Prompt ::
Check every line of the entries for "value", and copy the lines that hold it.

--- Start of Raw data ---

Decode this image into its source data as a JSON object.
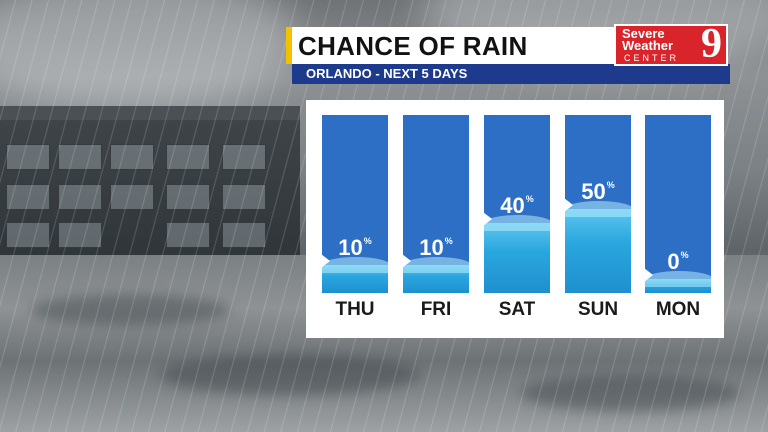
{
  "header": {
    "title": "CHANCE OF RAIN",
    "subtitle": "ORLANDO - NEXT 5 DAYS"
  },
  "logo": {
    "line1": "Severe",
    "line2": "Weather",
    "line3": "CENTER",
    "channel": "9"
  },
  "forecast": {
    "unit": "%",
    "days": [
      {
        "label": "THU",
        "value": "10",
        "fraction": 0.1
      },
      {
        "label": "FRI",
        "value": "10",
        "fraction": 0.1
      },
      {
        "label": "SAT",
        "value": "40",
        "fraction": 0.4
      },
      {
        "label": "SUN",
        "value": "50",
        "fraction": 0.5
      },
      {
        "label": "MON",
        "value": "0",
        "fraction": 0.0
      }
    ]
  },
  "colors": {
    "accent": "#f2c200",
    "subtitle_bar": "#1d3a8c",
    "column": "#2d6fc4",
    "water": "#2aa7de",
    "logo": "#d8242a"
  }
}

--- End of Raw data ---

Complete response ::
        "value": "10",
        "value": "10",
        "value": "40",
        "value": "50",
        "value": "0",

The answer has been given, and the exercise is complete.